____ Stored records
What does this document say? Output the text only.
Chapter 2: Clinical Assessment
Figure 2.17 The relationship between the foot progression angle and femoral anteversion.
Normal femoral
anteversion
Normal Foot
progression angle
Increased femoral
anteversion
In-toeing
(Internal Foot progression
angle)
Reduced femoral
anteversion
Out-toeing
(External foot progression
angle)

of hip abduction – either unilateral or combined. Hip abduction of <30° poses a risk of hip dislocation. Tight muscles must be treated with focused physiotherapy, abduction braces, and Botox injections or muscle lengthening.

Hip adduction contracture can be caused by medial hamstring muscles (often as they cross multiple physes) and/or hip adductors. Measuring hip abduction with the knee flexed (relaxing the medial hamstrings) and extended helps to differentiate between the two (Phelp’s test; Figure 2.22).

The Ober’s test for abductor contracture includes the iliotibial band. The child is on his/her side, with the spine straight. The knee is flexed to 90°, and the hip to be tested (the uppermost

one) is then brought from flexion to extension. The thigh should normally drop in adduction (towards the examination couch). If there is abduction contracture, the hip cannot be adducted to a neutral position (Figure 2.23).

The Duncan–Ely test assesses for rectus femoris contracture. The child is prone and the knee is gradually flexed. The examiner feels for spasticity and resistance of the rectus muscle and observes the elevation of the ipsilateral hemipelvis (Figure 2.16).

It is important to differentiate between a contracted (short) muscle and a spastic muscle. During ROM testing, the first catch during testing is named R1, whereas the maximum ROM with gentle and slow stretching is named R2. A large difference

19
________
Reproduce every line above without error.

What does this document say? Output the text only.
Chapter 2: Clinical Assessment
Figure 2.17 The relationship between the foot progression angle and femoral anteversion.
Normal femoral
anteversion
Normal Foot
progression angle
Increased femoral
anteversion
In-toeing
(Internal Foot progression
angle)
Reduced femoral
anteversion
Out-toeing
(External foot progression
angle)

of hip abduction – either unilateral or combined. Hip abduction of <30° poses a risk of hip dislocation. Tight muscles must be treated with focused physiotherapy, abduction braces, and Botox injections or muscle lengthening.

Hip adduction contracture can be caused by medial hamstring muscles (often as they cross multiple physes) and/or hip adductors. Measuring hip abduction with the knee flexed (relaxing the medial hamstrings) and extended helps to differentiate between the two (Phelp’s test; Figure 2.22).

The Ober’s test for abductor contracture includes the iliotibial band. The child is on his/her side, with the spine straight. The knee is flexed to 90°, and the hip to be tested (the uppermost

one) is then brought from flexion to extension. The thigh should normally drop in adduction (towards the examination couch). If there is abduction contracture, the hip cannot be adducted to a neutral position (Figure 2.23).

The Duncan–Ely test assesses for rectus femoris contracture. The child is prone and the knee is gradually flexed. The examiner feels for spasticity and resistance of the rectus muscle and observes the elevation of the ipsilateral hemipelvis (Figure 2.16).

It is important to differentiate between a contracted (short) muscle and a spastic muscle. During ROM testing, the first catch during testing is named R1, whereas the maximum ROM with gentle and slow stretching is named R2. A large difference

19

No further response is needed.